Task objective
Print the range of lines that opens with the line containing "Give me a plain-text" and closes with the last line of the listing. Include both ends; print nothing more.

-- start Listed records --

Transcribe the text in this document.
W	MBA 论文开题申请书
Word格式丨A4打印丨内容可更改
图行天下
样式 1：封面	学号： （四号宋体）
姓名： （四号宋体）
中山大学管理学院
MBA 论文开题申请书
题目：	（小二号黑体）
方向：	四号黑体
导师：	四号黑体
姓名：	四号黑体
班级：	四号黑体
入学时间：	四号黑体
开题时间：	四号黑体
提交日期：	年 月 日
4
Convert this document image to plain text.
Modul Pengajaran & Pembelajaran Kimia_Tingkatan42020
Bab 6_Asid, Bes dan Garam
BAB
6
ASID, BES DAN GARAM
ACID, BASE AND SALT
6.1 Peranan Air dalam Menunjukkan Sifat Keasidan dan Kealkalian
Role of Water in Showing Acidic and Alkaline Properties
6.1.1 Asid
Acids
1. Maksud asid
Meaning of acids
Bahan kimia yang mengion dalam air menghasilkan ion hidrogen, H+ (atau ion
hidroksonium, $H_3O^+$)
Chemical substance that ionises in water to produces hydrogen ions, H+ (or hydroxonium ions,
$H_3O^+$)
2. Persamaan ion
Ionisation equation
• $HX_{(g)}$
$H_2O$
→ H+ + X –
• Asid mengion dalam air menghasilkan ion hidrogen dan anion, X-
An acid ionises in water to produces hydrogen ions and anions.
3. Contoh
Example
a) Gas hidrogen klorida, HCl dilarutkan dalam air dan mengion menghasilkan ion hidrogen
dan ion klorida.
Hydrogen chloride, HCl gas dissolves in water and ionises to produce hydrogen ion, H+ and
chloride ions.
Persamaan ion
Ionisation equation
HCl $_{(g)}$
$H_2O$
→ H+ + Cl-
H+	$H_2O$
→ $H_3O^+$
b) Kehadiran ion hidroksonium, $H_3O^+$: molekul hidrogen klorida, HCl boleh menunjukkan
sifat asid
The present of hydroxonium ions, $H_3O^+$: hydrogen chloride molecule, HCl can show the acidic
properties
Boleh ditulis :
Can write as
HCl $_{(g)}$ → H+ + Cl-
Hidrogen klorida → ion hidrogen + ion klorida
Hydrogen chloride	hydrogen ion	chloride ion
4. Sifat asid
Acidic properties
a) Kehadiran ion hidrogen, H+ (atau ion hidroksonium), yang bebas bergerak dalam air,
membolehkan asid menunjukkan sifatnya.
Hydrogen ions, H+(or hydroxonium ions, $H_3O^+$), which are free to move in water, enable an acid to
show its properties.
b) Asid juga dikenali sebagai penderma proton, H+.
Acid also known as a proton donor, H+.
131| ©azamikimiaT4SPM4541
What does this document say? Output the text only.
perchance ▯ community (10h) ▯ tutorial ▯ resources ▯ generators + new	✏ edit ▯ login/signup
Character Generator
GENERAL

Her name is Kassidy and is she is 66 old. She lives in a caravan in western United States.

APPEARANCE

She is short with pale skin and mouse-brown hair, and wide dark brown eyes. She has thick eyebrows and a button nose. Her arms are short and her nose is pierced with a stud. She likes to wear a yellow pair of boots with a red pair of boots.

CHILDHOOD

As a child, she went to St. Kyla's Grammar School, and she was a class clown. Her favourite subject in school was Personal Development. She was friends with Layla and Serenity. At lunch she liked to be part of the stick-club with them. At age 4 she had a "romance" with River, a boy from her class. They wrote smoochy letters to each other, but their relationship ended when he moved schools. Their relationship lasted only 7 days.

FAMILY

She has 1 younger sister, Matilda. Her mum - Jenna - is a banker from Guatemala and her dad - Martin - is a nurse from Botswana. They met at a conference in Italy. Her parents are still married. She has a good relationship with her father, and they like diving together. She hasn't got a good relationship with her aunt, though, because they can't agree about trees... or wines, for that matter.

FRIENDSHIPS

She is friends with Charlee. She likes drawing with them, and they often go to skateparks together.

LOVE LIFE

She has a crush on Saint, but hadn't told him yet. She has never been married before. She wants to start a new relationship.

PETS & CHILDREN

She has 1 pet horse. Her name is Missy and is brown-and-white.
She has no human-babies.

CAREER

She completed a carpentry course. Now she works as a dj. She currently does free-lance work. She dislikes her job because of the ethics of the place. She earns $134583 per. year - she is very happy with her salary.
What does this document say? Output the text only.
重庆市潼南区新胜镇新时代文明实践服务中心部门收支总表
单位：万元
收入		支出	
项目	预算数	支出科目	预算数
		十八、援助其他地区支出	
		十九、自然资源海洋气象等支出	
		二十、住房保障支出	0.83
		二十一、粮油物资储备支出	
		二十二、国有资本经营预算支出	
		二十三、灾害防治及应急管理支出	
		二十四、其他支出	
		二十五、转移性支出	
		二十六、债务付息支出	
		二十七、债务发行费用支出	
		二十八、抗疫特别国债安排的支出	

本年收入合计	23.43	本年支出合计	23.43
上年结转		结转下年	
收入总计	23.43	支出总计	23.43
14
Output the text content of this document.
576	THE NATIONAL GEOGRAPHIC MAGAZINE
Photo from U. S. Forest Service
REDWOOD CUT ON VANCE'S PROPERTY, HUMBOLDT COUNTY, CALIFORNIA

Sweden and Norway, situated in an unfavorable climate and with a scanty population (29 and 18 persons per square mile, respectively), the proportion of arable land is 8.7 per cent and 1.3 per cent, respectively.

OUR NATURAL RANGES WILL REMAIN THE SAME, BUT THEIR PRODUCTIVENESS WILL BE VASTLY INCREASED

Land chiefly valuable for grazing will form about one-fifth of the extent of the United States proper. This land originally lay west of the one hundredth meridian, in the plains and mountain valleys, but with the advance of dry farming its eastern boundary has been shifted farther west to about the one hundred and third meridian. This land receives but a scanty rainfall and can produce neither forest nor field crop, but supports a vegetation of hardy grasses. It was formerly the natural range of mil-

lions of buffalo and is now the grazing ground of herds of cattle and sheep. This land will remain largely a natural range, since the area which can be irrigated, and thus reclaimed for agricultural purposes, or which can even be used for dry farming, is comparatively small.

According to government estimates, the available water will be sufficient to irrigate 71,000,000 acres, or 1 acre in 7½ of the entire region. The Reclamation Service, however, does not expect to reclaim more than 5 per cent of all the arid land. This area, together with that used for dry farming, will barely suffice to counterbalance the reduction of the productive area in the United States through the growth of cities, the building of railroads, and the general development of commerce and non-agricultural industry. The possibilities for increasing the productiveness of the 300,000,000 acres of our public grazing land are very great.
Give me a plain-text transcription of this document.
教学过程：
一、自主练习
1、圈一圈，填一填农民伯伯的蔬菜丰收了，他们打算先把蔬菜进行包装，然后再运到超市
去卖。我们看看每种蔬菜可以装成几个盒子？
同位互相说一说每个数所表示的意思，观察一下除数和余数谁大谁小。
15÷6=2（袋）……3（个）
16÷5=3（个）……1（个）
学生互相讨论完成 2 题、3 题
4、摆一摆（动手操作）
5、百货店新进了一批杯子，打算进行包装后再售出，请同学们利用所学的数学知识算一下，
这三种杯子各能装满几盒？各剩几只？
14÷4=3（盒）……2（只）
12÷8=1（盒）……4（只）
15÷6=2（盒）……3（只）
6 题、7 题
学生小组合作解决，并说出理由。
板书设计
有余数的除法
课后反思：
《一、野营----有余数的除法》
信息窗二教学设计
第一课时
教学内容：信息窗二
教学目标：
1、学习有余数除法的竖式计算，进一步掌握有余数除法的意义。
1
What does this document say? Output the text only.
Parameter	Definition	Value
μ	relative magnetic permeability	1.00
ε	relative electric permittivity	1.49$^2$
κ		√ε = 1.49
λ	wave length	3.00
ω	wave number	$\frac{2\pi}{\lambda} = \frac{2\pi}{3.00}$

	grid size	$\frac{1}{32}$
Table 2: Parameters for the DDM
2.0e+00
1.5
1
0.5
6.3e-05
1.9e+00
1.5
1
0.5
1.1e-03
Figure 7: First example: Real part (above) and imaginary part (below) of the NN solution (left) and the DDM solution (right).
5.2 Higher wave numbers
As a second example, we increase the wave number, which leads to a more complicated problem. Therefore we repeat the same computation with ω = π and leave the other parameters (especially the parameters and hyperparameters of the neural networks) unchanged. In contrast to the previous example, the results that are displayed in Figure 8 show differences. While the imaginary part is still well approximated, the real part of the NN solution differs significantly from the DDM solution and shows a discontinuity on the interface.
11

-- end Listed records --

Finished task
Give me a plain-text transcription of this document.
教学过程：
一、自主练习
1、圈一圈，填一填农民伯伯的蔬菜丰收了，他们打算先把蔬菜进行包装，然后再运到超市
去卖。我们看看每种蔬菜可以装成几个盒子？
同位互相说一说每个数所表示的意思，观察一下除数和余数谁大谁小。
15÷6=2（袋）……3（个）
16÷5=3（个）……1（个）
学生互相讨论完成 2 题、3 题
4、摆一摆（动手操作）
5、百货店新进了一批杯子，打算进行包装后再售出，请同学们利用所学的数学知识算一下，
这三种杯子各能装满几盒？各剩几只？
14÷4=3（盒）……2（只）
12÷8=1（盒）……4（只）
15÷6=2（盒）……3（只）
6 题、7 题
学生小组合作解决，并说出理由。
板书设计
有余数的除法
课后反思：
《一、野营----有余数的除法》
信息窗二教学设计
第一课时
教学内容：信息窗二
教学目标：
1、学习有余数除法的竖式计算，进一步掌握有余数除法的意义。
1
What does this document say? Output the text only.
Parameter	Definition	Value
μ	relative magnetic permeability	1.00
ε	relative electric permittivity	1.49$^2$
κ		√ε = 1.49
λ	wave length	3.00
ω	wave number	$\frac{2\pi}{\lambda} = \frac{2\pi}{3.00}$

	grid size	$\frac{1}{32}$
Table 2: Parameters for the DDM
2.0e+00
1.5
1
0.5
6.3e-05
1.9e+00
1.5
1
0.5
1.1e-03
Figure 7: First example: Real part (above) and imaginary part (below) of the NN solution (left) and the DDM solution (right).
5.2 Higher wave numbers
As a second example, we increase the wave number, which leads to a more complicated problem. Therefore we repeat the same computation with ω = π and leave the other parameters (especially the parameters and hyperparameters of the neural networks) unchanged. In contrast to the previous example, the results that are displayed in Figure 8 show differences. While the imaginary part is still well approximated, the real part of the NN solution differs significantly from the DDM solution and shows a discontinuity on the interface.
11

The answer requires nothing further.